• _Directions for this task_
Will you quote all of the entries, word for word?
--- begin Supplied records ---
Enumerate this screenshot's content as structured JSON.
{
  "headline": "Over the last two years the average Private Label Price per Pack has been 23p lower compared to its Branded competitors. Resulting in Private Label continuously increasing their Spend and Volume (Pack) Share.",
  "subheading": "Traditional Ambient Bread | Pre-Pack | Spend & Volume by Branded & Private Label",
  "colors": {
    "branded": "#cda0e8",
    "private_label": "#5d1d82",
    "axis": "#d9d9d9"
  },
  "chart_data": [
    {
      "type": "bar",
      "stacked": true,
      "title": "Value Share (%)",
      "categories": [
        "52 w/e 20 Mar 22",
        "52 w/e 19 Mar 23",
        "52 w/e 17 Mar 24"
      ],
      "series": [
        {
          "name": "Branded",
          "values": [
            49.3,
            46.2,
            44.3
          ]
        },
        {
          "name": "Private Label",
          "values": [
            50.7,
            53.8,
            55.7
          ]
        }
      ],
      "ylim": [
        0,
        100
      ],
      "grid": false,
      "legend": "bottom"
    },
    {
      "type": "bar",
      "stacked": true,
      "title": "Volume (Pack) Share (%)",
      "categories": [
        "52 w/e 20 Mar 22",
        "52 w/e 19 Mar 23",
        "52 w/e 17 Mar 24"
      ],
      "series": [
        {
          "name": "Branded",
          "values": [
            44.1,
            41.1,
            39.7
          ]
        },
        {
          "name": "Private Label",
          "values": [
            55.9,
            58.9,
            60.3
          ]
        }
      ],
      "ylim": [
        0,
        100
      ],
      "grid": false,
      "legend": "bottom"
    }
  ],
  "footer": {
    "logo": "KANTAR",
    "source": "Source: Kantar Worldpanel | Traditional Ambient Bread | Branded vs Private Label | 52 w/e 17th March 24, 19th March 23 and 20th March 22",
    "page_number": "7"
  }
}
--- end Supplied records ---
• _Worked solution_
Enumerate this screenshot's content as structured JSON.
{
  "headline": "Over the last two years the average Private Label Price per Pack has been 23p lower compared to its Branded competitors. Resulting in Private Label continuously increasing their Spend and Volume (Pack) Share.",
  "subheading": "Traditional Ambient Bread | Pre-Pack | Spend & Volume by Branded & Private Label",
  "colors": {
    "branded": "#cda0e8",
    "private_label": "#5d1d82",
    "axis": "#d9d9d9"
  },
  "chart_data": [
    {
      "type": "bar",
      "stacked": true,
      "title": "Value Share (%)",
      "categories": [
        "52 w/e 20 Mar 22",
        "52 w/e 19 Mar 23",
        "52 w/e 17 Mar 24"
      ],
      "series": [
        {
          "name": "Branded",
          "values": [
            49.3,
            46.2,
            44.3
          ]
        },
        {
          "name": "Private Label",
          "values": [
            50.7,
            53.8,
            55.7
          ]
        }
      ],
      "ylim": [
        0,
        100
      ],
      "grid": false,
      "legend": "bottom"
    },
    {
      "type": "bar",
      "stacked": true,
      "title": "Volume (Pack) Share (%)",
      "categories": [
        "52 w/e 20 Mar 22",
        "52 w/e 19 Mar 23",
        "52 w/e 17 Mar 24"
      ],
      "series": [
        {
          "name": "Branded",
          "values": [
            44.1,
            41.1,
            39.7
          ]
        },
        {
          "name": "Private Label",
          "values": [
            55.9,
            58.9,
            60.3
          ]
        }
      ],
      "ylim": [
        0,
        100
      ],
      "grid": false,
      "legend": "bottom"
    }
  ],
  "footer": {
    "logo": "KANTAR",
    "source": "Source: Kantar Worldpanel | Traditional Ambient Bread | Branded vs Private Label | 52 w/e 17th March 24, 19th March 23 and 20th March 22",
    "page_number": "7"
  }
}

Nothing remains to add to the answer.